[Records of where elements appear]
— begin —
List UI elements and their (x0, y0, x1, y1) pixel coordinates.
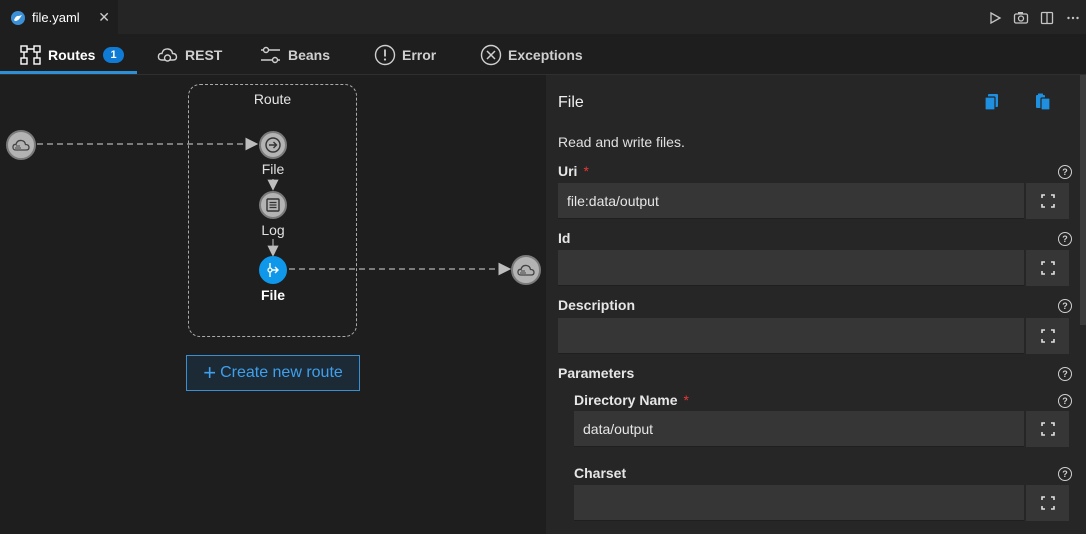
step-node-file-selected[interactable] (259, 256, 287, 284)
cloud-icon (517, 264, 535, 276)
expand-icon (1040, 329, 1055, 343)
expand-description-button[interactable] (1025, 318, 1069, 354)
tab-routes-label: Routes (48, 47, 96, 63)
id-label: Id (558, 230, 571, 246)
cloud-icon (12, 139, 30, 151)
tab-rest-label: REST (185, 47, 223, 63)
charset-field[interactable] (574, 485, 1024, 521)
tab-routes[interactable]: Routes 1 (20, 36, 124, 74)
incoming-endpoint-node[interactable] (6, 130, 36, 160)
expand-charset-button[interactable] (1025, 485, 1069, 521)
help-icon[interactable]: ? (1058, 165, 1072, 179)
required-marker: * (683, 392, 689, 408)
expand-icon (1040, 261, 1055, 275)
camera-icon[interactable] (1008, 5, 1034, 31)
panel-scrollbar[interactable] (1080, 75, 1086, 325)
tab-error[interactable]: Error (374, 36, 436, 74)
tab-exceptions-label: Exceptions (508, 47, 583, 63)
beans-icon (261, 46, 280, 64)
error-icon (374, 44, 396, 66)
create-new-route-button[interactable]: + Create new route (186, 355, 360, 391)
designer-tabs: Routes 1 REST Beans Error Exceptions (0, 36, 1086, 75)
exceptions-icon (480, 44, 502, 66)
camel-file-icon (11, 10, 25, 25)
expand-icon (1040, 496, 1055, 510)
help-icon[interactable]: ? (1058, 232, 1072, 246)
copy-icon[interactable] (984, 93, 1000, 111)
tab-rest[interactable]: REST (157, 36, 222, 74)
split-editor-icon[interactable] (1034, 5, 1060, 31)
file-producer-icon (267, 263, 279, 277)
uri-label: Uri * (558, 163, 589, 179)
step-node-file[interactable] (259, 131, 287, 159)
routes-count-badge: 1 (103, 47, 124, 63)
expand-directory-name-button[interactable] (1025, 411, 1069, 447)
uri-field[interactable]: file:data/output (558, 183, 1024, 219)
panel-title: File (558, 94, 584, 111)
editor-titlebar: file.yaml ✕ (0, 0, 1086, 35)
routes-icon (20, 45, 41, 65)
create-new-route-label: Create new route (220, 364, 343, 381)
help-icon[interactable]: ? (1058, 394, 1072, 408)
parameters-label: Parameters (558, 365, 635, 381)
active-tab-indicator (0, 71, 137, 74)
editor-actions (982, 0, 1086, 35)
step-label-file-selected: File (260, 287, 286, 303)
close-tab-icon[interactable]: ✕ (98, 9, 110, 26)
required-marker: * (583, 163, 589, 179)
help-icon[interactable]: ? (1058, 467, 1072, 481)
outgoing-endpoint-node[interactable] (511, 255, 541, 285)
step-label-file: File (261, 161, 285, 177)
description-label: Description (558, 297, 636, 313)
rest-cloud-icon (157, 48, 178, 62)
file-tab[interactable]: file.yaml ✕ (0, 0, 118, 35)
paste-icon[interactable] (1035, 93, 1051, 111)
file-consumer-icon (265, 137, 281, 153)
directory-name-field[interactable]: data/output (574, 411, 1024, 447)
step-node-log[interactable] (259, 191, 287, 219)
expand-id-button[interactable] (1025, 250, 1069, 286)
panel-description: Read and write files. (558, 134, 685, 150)
expand-uri-button[interactable] (1025, 183, 1069, 219)
expand-icon (1040, 422, 1055, 436)
tab-beans[interactable]: Beans (260, 36, 330, 74)
tab-exceptions[interactable]: Exceptions (480, 36, 583, 74)
directory-name-label: Directory Name * (574, 392, 689, 408)
route-title: Route (253, 91, 292, 107)
charset-label: Charset (574, 465, 627, 481)
play-icon[interactable] (982, 5, 1008, 31)
file-tab-label: file.yaml (32, 10, 80, 25)
description-field[interactable] (558, 318, 1024, 354)
id-field[interactable] (558, 250, 1024, 286)
properties-panel: File Read and write files. Uri * ? file:d… (546, 75, 1086, 534)
help-icon[interactable]: ? (1058, 367, 1072, 381)
step-label-log: Log (261, 222, 285, 238)
log-icon (266, 198, 280, 212)
plus-icon: + (203, 360, 217, 385)
expand-icon (1040, 194, 1055, 208)
tab-error-label: Error (402, 47, 437, 63)
route-canvas[interactable]: Route File Log File + Create new route (0, 75, 546, 534)
help-icon[interactable]: ? (1058, 299, 1072, 313)
more-icon[interactable] (1060, 5, 1086, 31)
tab-beans-label: Beans (288, 47, 331, 63)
— end —
Description of the task: Rewrite the records as a JSON list of strings with one string per line, leaving out blank lines. Begin at the line that contains "step-node-file-selected[interactable] (259, 256, 287, 284)" and stop after the line that contains "panel-scrollbar[interactable] (1080, 75, 1086, 325)".

The result:
[
  "step-node-file-selected[interactable] (259, 256, 287, 284)",
  "cloud-icon (517, 264, 535, 276)",
  "expand-icon (1040, 329, 1055, 343)",
  "expand-description-button[interactable] (1025, 318, 1069, 354)",
  "tab-routes-label: Routes (48, 47, 96, 63)",
  "id-label: Id (558, 230, 571, 246)",
  "cloud-icon (12, 139, 30, 151)",
  "tab-rest-label: REST (185, 47, 223, 63)",
  "charset-field[interactable] (574, 485, 1024, 521)",
  "tab-routes[interactable]: Routes 1 (20, 36, 124, 74)",
  "incoming-endpoint-node[interactable] (6, 130, 36, 160)",
  "expand-charset-button[interactable] (1025, 485, 1069, 521)",
  "help-icon[interactable]: ? (1058, 165, 1072, 179)",
  "required-marker: * (683, 392, 689, 408)",
  "expand-icon (1040, 261, 1055, 275)",
  "camera-icon[interactable] (1008, 5, 1034, 31)",
  "panel-scrollbar[interactable] (1080, 75, 1086, 325)"
]